-------- Data listing --------
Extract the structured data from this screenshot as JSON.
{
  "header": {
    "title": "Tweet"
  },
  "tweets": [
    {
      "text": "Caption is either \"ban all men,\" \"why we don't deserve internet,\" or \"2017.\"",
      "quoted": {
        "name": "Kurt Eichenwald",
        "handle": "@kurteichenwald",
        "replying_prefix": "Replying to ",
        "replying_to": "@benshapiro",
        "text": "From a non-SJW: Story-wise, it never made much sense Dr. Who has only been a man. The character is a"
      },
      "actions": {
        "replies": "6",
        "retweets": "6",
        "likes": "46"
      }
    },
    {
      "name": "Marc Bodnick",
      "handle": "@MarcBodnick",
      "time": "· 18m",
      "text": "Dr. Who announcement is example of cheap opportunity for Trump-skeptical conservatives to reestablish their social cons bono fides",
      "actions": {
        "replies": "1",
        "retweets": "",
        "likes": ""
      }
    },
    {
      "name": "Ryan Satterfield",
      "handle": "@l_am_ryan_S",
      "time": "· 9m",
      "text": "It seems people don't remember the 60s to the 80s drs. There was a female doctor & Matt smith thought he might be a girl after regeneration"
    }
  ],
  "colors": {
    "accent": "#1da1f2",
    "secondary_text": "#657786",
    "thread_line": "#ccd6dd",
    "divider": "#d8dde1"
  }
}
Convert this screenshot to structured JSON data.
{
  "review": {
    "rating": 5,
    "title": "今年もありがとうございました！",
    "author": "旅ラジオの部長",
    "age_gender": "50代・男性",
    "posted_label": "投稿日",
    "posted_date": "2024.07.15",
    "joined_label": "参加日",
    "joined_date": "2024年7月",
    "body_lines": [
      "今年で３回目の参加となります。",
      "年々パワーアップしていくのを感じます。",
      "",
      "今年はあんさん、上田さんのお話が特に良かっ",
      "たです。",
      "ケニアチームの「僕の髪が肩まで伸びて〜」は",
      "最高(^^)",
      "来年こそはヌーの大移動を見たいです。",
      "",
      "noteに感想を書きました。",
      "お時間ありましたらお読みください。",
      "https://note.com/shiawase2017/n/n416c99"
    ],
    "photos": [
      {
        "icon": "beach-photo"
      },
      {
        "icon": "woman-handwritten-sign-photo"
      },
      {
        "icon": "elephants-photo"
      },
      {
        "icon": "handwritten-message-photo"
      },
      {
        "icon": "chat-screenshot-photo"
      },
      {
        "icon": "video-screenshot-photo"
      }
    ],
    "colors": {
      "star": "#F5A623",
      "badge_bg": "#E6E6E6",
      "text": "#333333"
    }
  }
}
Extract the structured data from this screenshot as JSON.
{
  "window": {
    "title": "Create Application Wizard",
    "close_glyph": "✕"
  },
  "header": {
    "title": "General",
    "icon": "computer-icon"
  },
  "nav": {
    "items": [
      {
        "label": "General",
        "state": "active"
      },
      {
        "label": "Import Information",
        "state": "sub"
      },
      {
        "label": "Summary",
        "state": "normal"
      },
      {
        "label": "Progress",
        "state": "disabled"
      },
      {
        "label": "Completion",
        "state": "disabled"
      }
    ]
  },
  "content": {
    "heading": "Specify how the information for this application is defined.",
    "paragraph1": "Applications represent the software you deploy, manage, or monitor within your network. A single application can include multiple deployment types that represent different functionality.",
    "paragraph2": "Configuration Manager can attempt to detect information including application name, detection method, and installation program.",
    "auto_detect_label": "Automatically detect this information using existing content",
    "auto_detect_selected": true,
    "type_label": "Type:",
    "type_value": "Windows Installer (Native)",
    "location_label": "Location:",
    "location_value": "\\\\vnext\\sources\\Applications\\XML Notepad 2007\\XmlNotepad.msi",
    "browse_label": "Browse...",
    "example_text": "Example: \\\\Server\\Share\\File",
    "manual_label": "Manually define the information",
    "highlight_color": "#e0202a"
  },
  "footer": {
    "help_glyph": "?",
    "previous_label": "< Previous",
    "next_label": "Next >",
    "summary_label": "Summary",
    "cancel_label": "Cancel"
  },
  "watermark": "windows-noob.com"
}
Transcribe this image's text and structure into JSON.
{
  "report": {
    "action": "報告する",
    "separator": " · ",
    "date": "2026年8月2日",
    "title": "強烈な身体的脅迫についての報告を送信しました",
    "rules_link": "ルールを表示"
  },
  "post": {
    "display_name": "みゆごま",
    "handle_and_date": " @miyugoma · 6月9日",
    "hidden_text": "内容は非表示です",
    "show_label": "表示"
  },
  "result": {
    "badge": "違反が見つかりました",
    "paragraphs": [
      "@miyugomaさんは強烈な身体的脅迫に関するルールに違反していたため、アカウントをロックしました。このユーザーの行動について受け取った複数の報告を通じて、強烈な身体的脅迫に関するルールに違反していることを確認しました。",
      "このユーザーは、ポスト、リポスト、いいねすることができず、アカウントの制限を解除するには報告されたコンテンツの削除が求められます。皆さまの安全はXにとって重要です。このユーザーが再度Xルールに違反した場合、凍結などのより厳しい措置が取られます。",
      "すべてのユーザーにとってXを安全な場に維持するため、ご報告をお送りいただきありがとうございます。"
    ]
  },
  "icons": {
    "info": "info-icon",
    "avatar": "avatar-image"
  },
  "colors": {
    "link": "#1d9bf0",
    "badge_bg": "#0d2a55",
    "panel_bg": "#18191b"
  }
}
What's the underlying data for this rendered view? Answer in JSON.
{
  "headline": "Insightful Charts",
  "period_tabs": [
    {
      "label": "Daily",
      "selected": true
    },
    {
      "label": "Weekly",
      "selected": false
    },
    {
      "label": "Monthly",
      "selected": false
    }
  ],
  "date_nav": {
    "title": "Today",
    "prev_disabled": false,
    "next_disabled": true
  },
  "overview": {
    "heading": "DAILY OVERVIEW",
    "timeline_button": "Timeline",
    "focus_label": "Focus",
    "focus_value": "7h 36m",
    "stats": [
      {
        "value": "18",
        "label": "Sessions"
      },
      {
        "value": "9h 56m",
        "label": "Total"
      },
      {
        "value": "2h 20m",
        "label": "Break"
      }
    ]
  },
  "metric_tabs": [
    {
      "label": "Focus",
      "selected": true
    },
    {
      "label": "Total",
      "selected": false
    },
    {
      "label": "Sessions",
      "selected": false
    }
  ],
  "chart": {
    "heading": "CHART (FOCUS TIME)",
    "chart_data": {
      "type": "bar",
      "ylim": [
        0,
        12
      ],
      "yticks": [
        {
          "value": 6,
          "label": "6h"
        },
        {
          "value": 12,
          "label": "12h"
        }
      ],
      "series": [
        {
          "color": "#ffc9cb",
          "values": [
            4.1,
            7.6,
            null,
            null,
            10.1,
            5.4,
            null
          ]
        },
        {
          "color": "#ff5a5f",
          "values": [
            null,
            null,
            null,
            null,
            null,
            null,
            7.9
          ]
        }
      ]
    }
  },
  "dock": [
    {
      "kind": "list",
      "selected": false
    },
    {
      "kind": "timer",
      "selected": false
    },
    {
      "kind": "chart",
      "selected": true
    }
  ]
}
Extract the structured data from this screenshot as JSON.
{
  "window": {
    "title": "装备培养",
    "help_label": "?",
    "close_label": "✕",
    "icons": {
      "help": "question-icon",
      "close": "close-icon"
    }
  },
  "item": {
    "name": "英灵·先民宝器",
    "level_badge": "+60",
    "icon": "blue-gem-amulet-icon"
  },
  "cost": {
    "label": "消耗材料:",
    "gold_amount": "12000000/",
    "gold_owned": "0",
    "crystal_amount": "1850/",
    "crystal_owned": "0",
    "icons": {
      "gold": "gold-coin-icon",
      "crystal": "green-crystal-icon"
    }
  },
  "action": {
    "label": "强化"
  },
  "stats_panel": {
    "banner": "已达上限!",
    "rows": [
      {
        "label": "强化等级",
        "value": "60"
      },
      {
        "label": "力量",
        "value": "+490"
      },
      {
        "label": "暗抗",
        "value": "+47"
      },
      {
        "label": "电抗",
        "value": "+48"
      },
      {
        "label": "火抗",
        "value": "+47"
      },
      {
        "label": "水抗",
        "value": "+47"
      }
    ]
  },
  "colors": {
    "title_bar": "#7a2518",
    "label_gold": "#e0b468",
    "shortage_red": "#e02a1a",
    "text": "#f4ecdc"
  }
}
--------
Find each line holding the string "content" and copy it out.

● **Solution to this task**
  "content": {
    "auto_detect_label": "Automatically detect this information using existing content",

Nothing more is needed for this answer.